Start Records for this exercise
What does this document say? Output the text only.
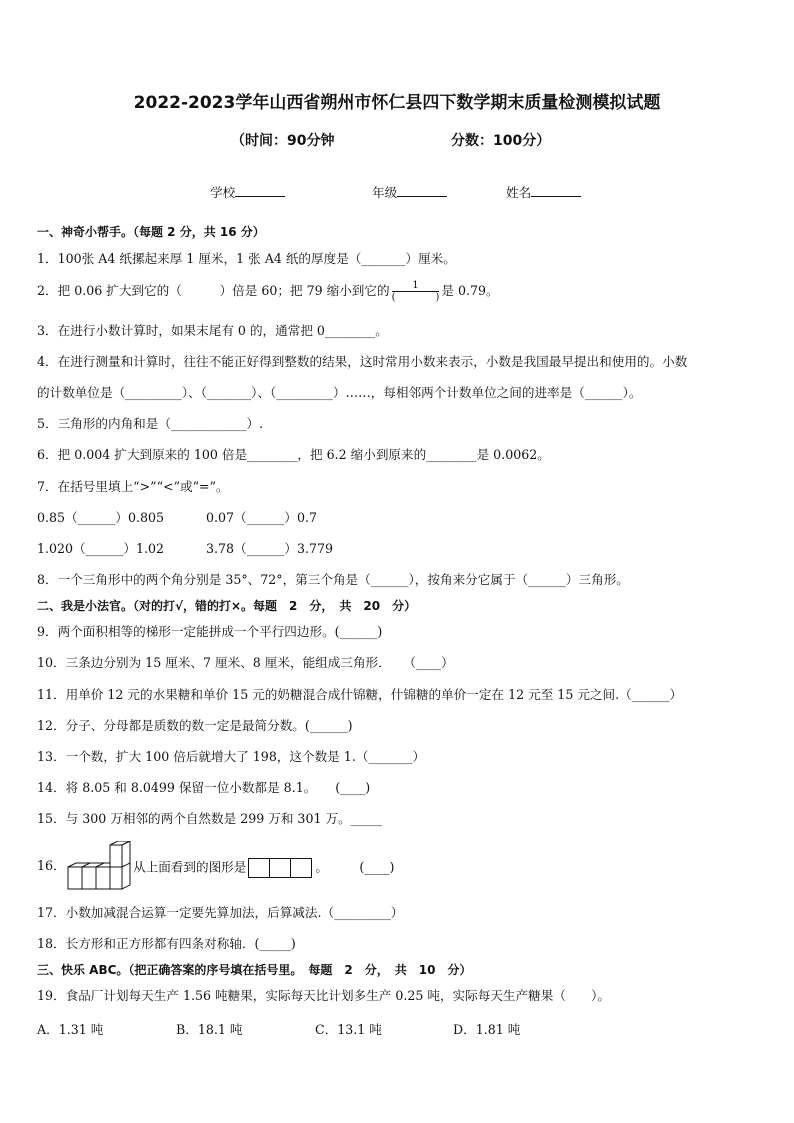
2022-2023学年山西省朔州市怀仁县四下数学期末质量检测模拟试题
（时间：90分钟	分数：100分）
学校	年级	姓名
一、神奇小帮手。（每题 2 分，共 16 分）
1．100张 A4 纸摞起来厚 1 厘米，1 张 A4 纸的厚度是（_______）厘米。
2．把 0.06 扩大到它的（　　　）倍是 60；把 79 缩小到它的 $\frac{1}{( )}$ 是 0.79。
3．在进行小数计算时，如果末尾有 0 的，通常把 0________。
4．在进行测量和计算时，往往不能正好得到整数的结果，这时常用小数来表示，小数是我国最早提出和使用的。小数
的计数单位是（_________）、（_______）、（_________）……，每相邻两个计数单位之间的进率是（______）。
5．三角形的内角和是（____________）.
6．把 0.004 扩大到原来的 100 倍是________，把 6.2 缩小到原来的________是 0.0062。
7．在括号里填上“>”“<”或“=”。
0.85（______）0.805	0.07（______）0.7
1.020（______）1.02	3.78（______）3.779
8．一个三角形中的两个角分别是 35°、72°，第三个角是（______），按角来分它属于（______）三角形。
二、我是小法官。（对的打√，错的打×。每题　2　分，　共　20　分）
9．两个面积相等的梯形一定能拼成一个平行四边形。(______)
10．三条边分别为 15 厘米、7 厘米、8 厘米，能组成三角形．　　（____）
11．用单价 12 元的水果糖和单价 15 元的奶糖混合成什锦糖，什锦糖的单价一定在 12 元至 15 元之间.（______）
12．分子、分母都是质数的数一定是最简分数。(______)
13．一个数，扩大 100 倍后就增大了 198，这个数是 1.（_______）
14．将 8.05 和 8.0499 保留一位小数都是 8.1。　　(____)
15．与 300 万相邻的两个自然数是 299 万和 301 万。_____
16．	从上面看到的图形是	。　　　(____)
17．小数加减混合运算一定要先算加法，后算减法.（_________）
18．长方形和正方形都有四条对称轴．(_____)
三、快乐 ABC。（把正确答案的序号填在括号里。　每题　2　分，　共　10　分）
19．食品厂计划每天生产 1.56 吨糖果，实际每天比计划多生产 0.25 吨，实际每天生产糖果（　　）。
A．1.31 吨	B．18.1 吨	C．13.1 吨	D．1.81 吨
End Records for this exercise
Start Records for this exercise
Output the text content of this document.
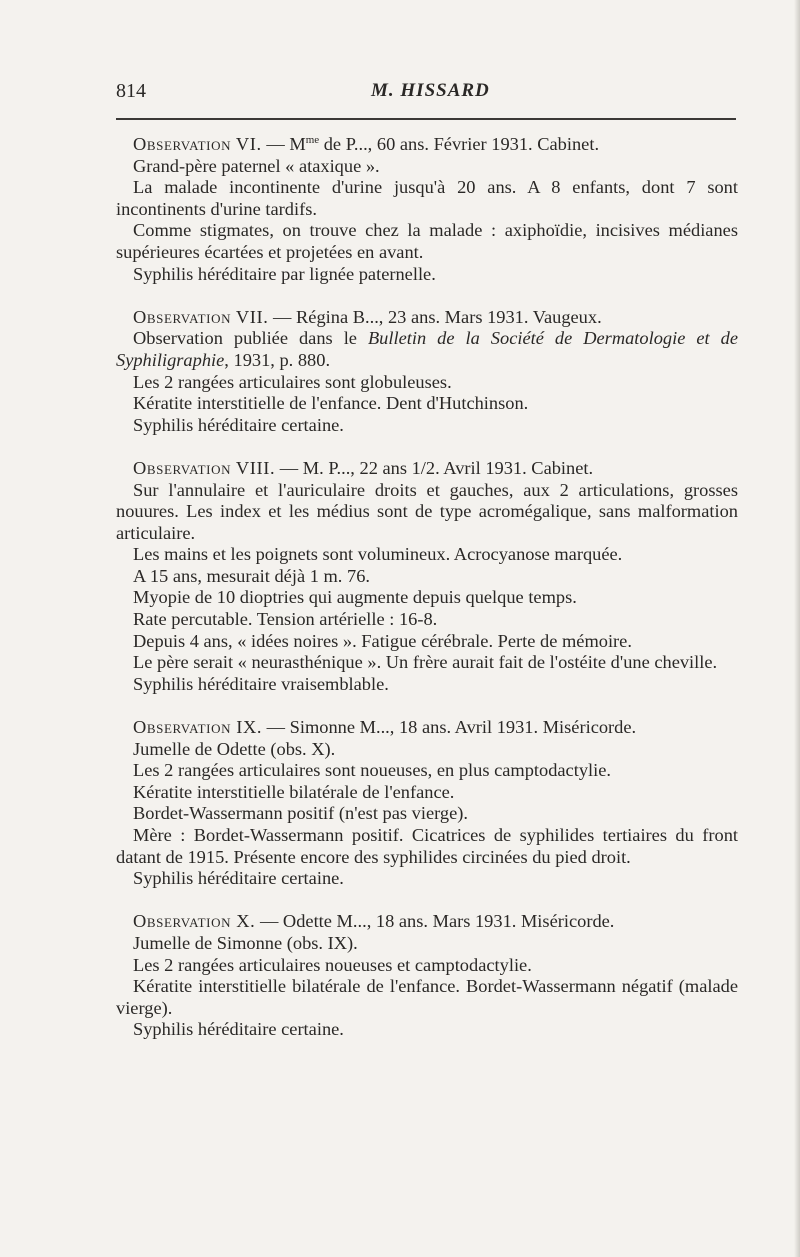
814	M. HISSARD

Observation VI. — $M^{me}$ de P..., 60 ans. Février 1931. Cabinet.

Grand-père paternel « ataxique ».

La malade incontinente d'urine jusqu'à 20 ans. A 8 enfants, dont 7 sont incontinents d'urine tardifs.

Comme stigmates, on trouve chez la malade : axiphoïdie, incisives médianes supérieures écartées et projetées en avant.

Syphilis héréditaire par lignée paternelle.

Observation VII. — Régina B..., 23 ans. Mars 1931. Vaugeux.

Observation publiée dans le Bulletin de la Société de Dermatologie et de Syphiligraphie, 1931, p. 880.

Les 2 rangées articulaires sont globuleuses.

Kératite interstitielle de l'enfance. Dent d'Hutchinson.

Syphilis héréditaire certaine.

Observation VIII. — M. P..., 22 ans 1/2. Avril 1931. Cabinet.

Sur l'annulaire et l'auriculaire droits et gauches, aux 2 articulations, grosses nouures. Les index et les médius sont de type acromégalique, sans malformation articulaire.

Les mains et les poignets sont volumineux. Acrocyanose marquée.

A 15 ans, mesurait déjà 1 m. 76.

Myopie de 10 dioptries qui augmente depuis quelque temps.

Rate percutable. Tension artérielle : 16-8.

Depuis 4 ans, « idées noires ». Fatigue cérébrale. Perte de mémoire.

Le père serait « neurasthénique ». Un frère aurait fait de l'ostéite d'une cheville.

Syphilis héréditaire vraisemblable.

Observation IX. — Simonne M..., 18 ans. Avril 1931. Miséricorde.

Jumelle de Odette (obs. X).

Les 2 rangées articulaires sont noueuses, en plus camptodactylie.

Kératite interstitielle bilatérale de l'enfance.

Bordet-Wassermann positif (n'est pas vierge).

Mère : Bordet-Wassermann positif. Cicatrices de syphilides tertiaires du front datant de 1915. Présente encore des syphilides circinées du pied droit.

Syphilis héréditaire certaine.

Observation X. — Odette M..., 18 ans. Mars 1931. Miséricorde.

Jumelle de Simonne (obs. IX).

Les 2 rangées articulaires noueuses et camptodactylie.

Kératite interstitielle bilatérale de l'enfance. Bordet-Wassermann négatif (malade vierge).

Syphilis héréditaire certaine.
End Records for this exercise
» Aim of the task
Copy in full each line that holds the word "Output".

» Result of this exercise
What does this document say? Output the text only.
Output the text content of this document.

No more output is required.